— start of READING TEXT —
Religious Right Reinventing Itself
Frederick Clarkson printable version print page     Bookmark and Share
Mon Mar 10, 2008 at 04:36:21 PM EST
Bishop Harry R. Jackson -- a leader of the new Religious Right -- points out in a column at the rightist web site, Townhall.com, that he is in a position to see what others cannot.  He argues that the Religious Right has "matured as a movement;" is growing "in its influence in American politics;" and that far from falling apart, as some keep insisting,
"it is growing, expanding, and being rejuvenated. The range of issues on which its leaders are willing to take a stand is expanding, and the movement is finding surprising partners and creating new coalitions.

What critics see as "splintering" is actually the growing pains that precede a healthy expansion. To their frustration, critics of the religious Right will soon realize that the movement is neither losing steam nor walking dejectedly away from the public policy arena. Rather, it is adapting to the changing political environment and broadening its ranks while holding firmly to the principles that have united us thus far."
— end of READING TEXT —
— start of LISTED RECORDS —
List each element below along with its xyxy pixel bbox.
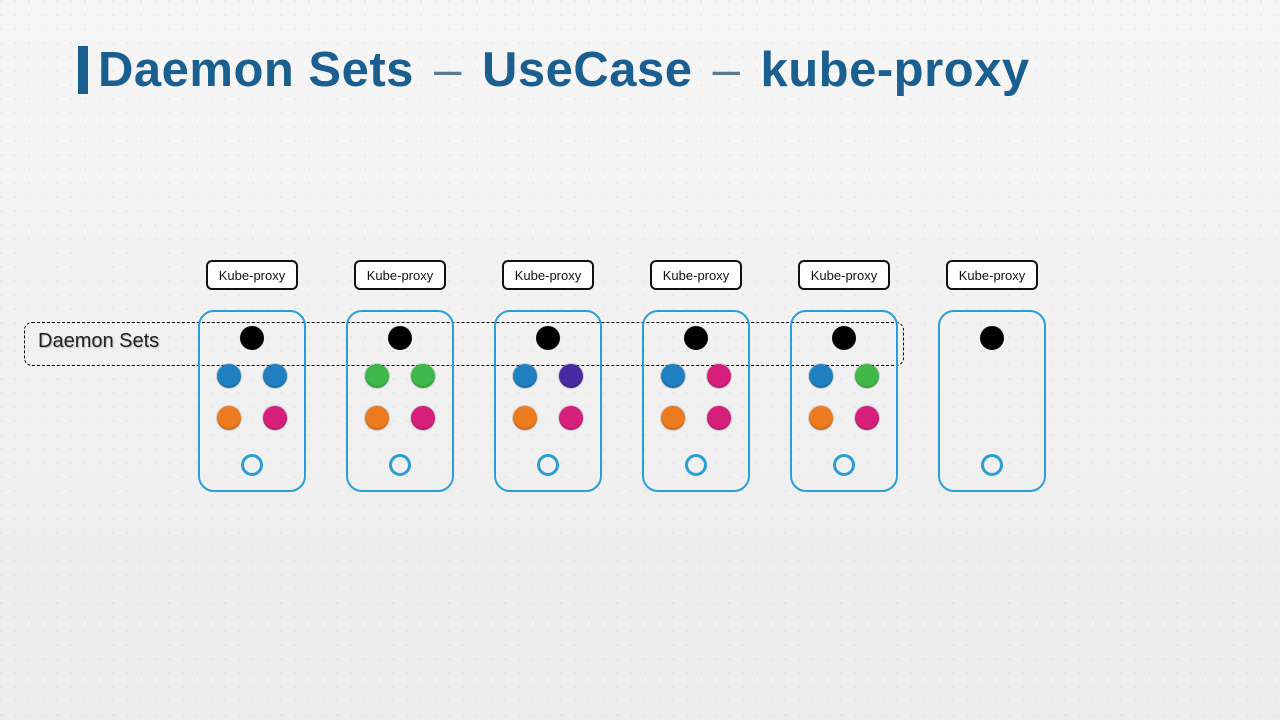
pod-icon (559, 406, 583, 430)
kube-proxy-label: Kube-proxy (798, 260, 890, 290)
pod-grid (809, 364, 879, 430)
node-box (790, 310, 898, 492)
pod-icon (661, 406, 685, 430)
node-box (494, 310, 602, 492)
title-dash-1: – (434, 43, 462, 97)
node-home-icon (833, 454, 855, 476)
pod-grid (513, 364, 583, 430)
pod-grid (661, 364, 731, 430)
pod-grid (217, 364, 287, 430)
nodes-row: Kube-proxy Kube-proxy Kube-proxy Kube-proxy… (198, 260, 1046, 492)
kube-proxy-label: Kube-proxy (354, 260, 446, 290)
pod-icon (661, 364, 685, 388)
node-home-icon (241, 454, 263, 476)
title-part-3: kube-proxy (761, 43, 1030, 97)
pod-icon (411, 406, 435, 430)
kube-proxy-label: Kube-proxy (206, 260, 298, 290)
slide-title: Daemon Sets – UseCase – kube-proxy (78, 42, 1030, 98)
node-column: Kube-proxy (938, 260, 1046, 492)
pod-icon (855, 406, 879, 430)
daemonset-pod-icon (536, 326, 560, 350)
pod-icon (365, 364, 389, 388)
title-part-2: UseCase (482, 43, 693, 97)
pod-icon (411, 364, 435, 388)
title-part-1: Daemon Sets (98, 43, 414, 97)
node-column: Kube-proxy (642, 260, 750, 492)
node-home-icon (389, 454, 411, 476)
pod-icon (513, 364, 537, 388)
pod-icon (809, 406, 833, 430)
daemonset-pod-icon (980, 326, 1004, 350)
pod-grid (365, 364, 435, 430)
node-home-icon (537, 454, 559, 476)
node-box (938, 310, 1046, 492)
node-column: Kube-proxy (198, 260, 306, 492)
title-dash-2: – (713, 43, 741, 97)
pod-icon (217, 364, 241, 388)
node-column: Kube-proxy (790, 260, 898, 492)
kube-proxy-label: Kube-proxy (650, 260, 742, 290)
node-column: Kube-proxy (494, 260, 602, 492)
pod-icon (707, 406, 731, 430)
pod-icon (559, 364, 583, 388)
node-box (346, 310, 454, 492)
daemonset-pod-icon (684, 326, 708, 350)
pod-icon (263, 364, 287, 388)
pod-icon (217, 406, 241, 430)
node-box (642, 310, 750, 492)
node-box (198, 310, 306, 492)
daemonset-pod-icon (832, 326, 856, 350)
kube-proxy-label: Kube-proxy (502, 260, 594, 290)
daemonset-span-label: Daemon Sets (38, 330, 159, 353)
node-column: Kube-proxy (346, 260, 454, 492)
pod-icon (365, 406, 389, 430)
pod-icon (513, 406, 537, 430)
diagram-stage: Daemon Sets Kube-proxyKube-proxyKube-pro… (0, 260, 1280, 520)
daemonset-pod-icon (240, 326, 264, 350)
node-home-icon (981, 454, 1003, 476)
kube-proxy-label: Kube-proxy (946, 260, 1038, 290)
daemonset-pod-icon (388, 326, 412, 350)
pod-icon (855, 364, 879, 388)
pod-icon (809, 364, 833, 388)
node-home-icon (685, 454, 707, 476)
title-accent-bar (78, 46, 88, 94)
pod-icon (263, 406, 287, 430)
pod-icon (707, 364, 731, 388)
— end of LISTED RECORDS —
**REQUIREMENT:** In the piece about the Religious Right reinventing itself, on which web site did Bishop Harry R. Jackson publish his column?

**ANSWER FOR THIS EXERCISE:** Townhall.com